Entries shown.
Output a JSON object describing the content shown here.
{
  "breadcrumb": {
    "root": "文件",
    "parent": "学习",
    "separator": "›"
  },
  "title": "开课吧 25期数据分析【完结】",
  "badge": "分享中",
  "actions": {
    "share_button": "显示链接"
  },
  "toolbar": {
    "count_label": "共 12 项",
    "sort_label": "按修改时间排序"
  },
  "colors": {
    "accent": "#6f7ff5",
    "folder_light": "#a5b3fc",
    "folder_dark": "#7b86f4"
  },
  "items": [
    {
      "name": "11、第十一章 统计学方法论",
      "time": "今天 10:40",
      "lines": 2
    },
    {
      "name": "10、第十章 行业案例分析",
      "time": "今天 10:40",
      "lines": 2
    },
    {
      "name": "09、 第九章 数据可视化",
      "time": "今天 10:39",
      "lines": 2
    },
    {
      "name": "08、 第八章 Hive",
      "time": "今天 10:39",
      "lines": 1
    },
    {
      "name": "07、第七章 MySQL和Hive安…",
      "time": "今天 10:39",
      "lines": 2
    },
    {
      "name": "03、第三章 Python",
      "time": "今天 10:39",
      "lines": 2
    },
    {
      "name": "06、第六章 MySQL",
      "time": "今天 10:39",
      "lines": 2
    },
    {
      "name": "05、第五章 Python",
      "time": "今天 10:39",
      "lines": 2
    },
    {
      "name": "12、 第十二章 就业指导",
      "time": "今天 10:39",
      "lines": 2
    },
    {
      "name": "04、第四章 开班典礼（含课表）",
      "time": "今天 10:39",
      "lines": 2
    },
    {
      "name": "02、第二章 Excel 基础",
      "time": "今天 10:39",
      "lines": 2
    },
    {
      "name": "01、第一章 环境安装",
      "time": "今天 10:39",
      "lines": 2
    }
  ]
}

Goal of the exercise. Reproduce the data in full, exactly as presented.

Answer in full.
Output a JSON object describing the content shown here.
{
  "breadcrumb": {
    "root": "文件",
    "parent": "学习",
    "separator": "›"
  },
  "title": "开课吧 25期数据分析【完结】",
  "badge": "分享中",
  "actions": {
    "share_button": "显示链接"
  },
  "toolbar": {
    "count_label": "共 12 项",
    "sort_label": "按修改时间排序"
  },
  "colors": {
    "accent": "#6f7ff5",
    "folder_light": "#a5b3fc",
    "folder_dark": "#7b86f4"
  },
  "items": [
    {
      "name": "11、第十一章 统计学方法论",
      "time": "今天 10:40",
      "lines": 2
    },
    {
      "name": "10、第十章 行业案例分析",
      "time": "今天 10:40",
      "lines": 2
    },
    {
      "name": "09、 第九章 数据可视化",
      "time": "今天 10:39",
      "lines": 2
    },
    {
      "name": "08、 第八章 Hive",
      "time": "今天 10:39",
      "lines": 1
    },
    {
      "name": "07、第七章 MySQL和Hive安…",
      "time": "今天 10:39",
      "lines": 2
    },
    {
      "name": "03、第三章 Python",
      "time": "今天 10:39",
      "lines": 2
    },
    {
      "name": "06、第六章 MySQL",
      "time": "今天 10:39",
      "lines": 2
    },
    {
      "name": "05、第五章 Python",
      "time": "今天 10:39",
      "lines": 2
    },
    {
      "name": "12、 第十二章 就业指导",
      "time": "今天 10:39",
      "lines": 2
    },
    {
      "name": "04、第四章 开班典礼（含课表）",
      "time": "今天 10:39",
      "lines": 2
    },
    {
      "name": "02、第二章 Excel 基础",
      "time": "今天 10:39",
      "lines": 2
    },
    {
      "name": "01、第一章 环境安装",
      "time": "今天 10:39",
      "lines": 2
    }
  ]
}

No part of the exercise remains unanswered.